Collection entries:
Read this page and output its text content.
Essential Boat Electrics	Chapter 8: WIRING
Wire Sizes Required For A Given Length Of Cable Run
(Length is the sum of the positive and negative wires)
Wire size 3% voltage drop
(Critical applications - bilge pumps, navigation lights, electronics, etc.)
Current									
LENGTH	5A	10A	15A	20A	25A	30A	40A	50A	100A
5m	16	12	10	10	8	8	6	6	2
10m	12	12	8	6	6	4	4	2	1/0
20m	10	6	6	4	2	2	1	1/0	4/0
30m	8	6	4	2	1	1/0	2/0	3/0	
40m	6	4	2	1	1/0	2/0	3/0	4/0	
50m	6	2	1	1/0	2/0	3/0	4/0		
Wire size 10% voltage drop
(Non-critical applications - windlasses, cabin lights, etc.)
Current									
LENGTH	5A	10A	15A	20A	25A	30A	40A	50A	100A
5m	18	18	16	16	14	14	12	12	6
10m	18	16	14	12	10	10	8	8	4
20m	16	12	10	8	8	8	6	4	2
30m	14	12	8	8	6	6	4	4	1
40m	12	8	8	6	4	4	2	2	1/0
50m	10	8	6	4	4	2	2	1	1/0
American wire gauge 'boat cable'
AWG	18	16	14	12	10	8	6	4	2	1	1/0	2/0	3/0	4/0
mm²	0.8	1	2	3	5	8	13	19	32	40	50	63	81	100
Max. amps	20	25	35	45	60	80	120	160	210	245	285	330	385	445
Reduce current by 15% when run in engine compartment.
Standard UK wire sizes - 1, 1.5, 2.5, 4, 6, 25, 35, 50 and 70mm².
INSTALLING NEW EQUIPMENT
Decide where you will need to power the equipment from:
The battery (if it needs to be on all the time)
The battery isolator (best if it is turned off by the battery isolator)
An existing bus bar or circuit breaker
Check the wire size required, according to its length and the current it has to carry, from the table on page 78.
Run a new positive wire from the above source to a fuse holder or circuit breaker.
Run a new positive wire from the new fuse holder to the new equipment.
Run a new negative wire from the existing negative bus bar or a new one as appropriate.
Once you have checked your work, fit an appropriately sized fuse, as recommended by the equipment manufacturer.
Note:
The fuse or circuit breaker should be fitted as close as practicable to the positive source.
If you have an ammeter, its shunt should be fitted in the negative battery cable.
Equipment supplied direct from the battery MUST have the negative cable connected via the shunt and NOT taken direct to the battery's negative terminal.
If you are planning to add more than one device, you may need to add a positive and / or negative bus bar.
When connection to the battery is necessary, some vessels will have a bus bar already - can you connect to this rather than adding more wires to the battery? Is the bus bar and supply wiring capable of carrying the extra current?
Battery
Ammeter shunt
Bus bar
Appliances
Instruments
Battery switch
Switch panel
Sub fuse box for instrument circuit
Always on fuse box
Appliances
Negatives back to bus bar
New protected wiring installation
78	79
---
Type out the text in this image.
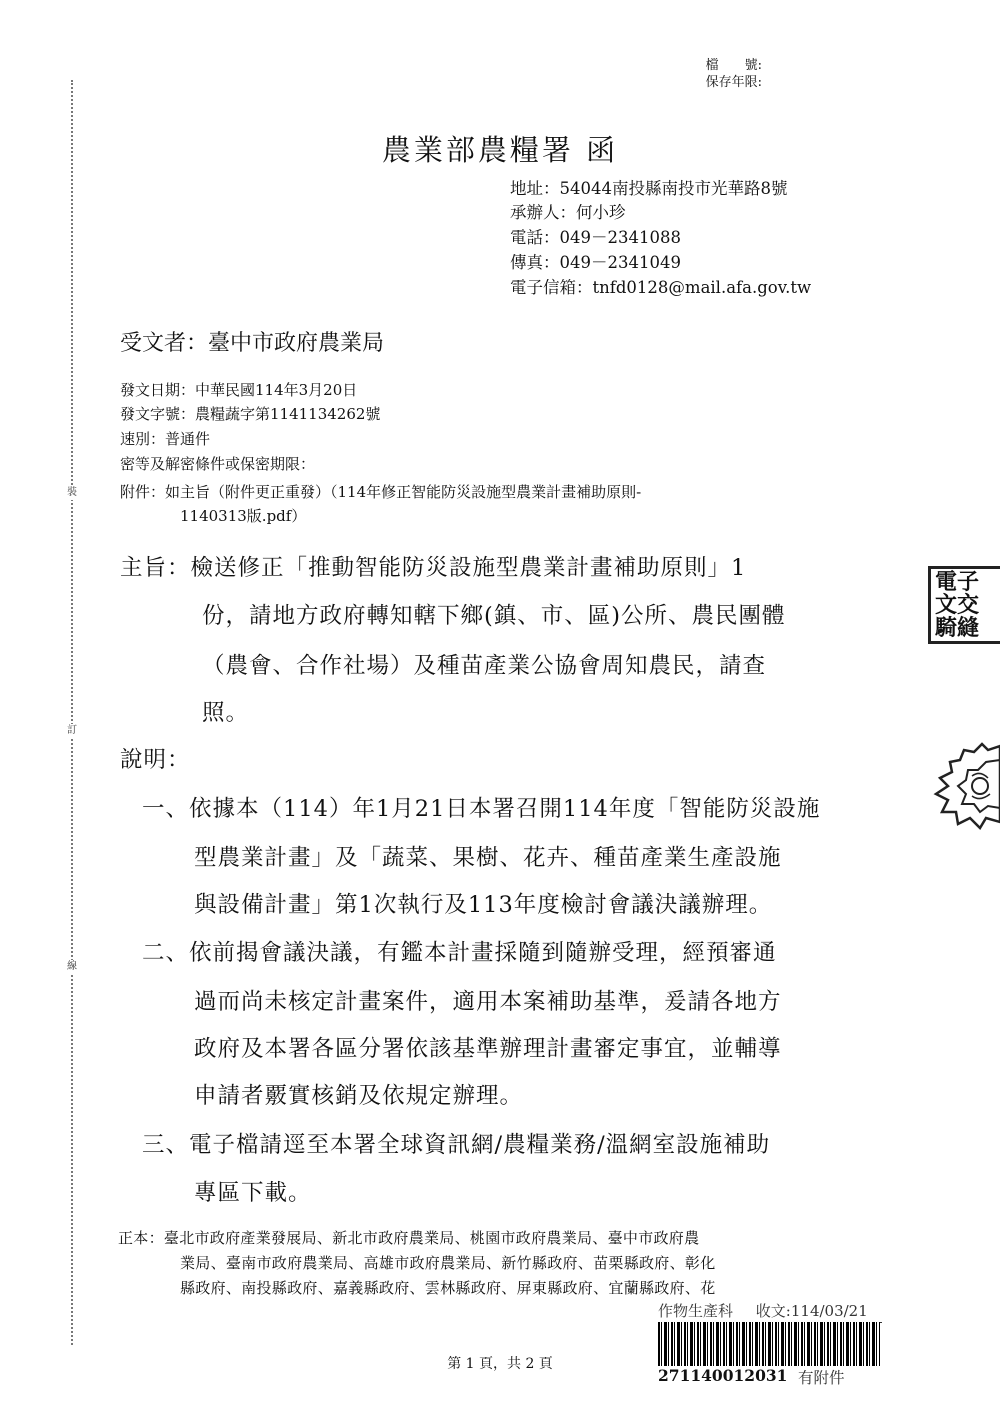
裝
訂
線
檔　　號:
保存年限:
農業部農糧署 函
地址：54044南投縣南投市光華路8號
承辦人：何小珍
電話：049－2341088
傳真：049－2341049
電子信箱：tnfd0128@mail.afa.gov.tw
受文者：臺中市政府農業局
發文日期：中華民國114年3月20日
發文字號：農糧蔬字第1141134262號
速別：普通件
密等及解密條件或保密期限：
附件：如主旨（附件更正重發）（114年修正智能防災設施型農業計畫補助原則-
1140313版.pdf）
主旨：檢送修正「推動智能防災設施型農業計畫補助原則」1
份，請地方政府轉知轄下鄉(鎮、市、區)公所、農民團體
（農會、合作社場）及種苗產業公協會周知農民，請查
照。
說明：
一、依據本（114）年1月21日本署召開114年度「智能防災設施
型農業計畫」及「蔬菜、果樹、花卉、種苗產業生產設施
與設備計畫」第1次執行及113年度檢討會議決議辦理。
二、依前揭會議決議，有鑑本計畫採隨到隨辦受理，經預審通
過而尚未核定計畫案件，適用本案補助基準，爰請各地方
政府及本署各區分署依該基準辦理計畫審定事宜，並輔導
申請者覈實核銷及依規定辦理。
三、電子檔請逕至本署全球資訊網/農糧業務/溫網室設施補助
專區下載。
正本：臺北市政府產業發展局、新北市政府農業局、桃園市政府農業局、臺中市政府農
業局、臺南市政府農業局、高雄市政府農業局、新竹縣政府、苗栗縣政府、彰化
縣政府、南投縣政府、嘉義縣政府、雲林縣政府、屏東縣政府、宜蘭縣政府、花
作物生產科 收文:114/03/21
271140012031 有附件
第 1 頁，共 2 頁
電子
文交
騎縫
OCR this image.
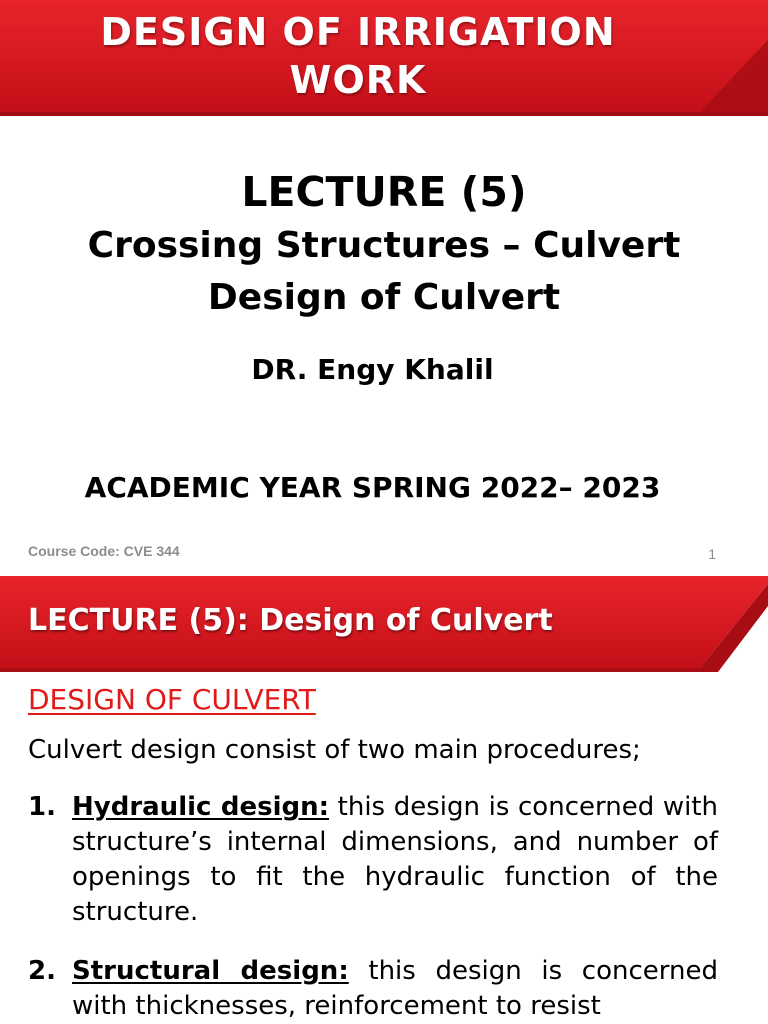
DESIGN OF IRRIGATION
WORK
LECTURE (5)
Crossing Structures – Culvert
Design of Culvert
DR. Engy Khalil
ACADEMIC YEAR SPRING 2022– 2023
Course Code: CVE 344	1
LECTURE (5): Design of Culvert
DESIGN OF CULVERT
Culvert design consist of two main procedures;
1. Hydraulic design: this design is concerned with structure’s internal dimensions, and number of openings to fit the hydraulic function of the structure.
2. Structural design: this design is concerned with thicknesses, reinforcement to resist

* _Aim of the exercise_
Track down every line holding the string "holder" and copy it.

* _Final answer_
Run a new positive wire from the above source to a fuse holder or circuit breaker.
Run a new positive wire from the new fuse holder to the new equipment.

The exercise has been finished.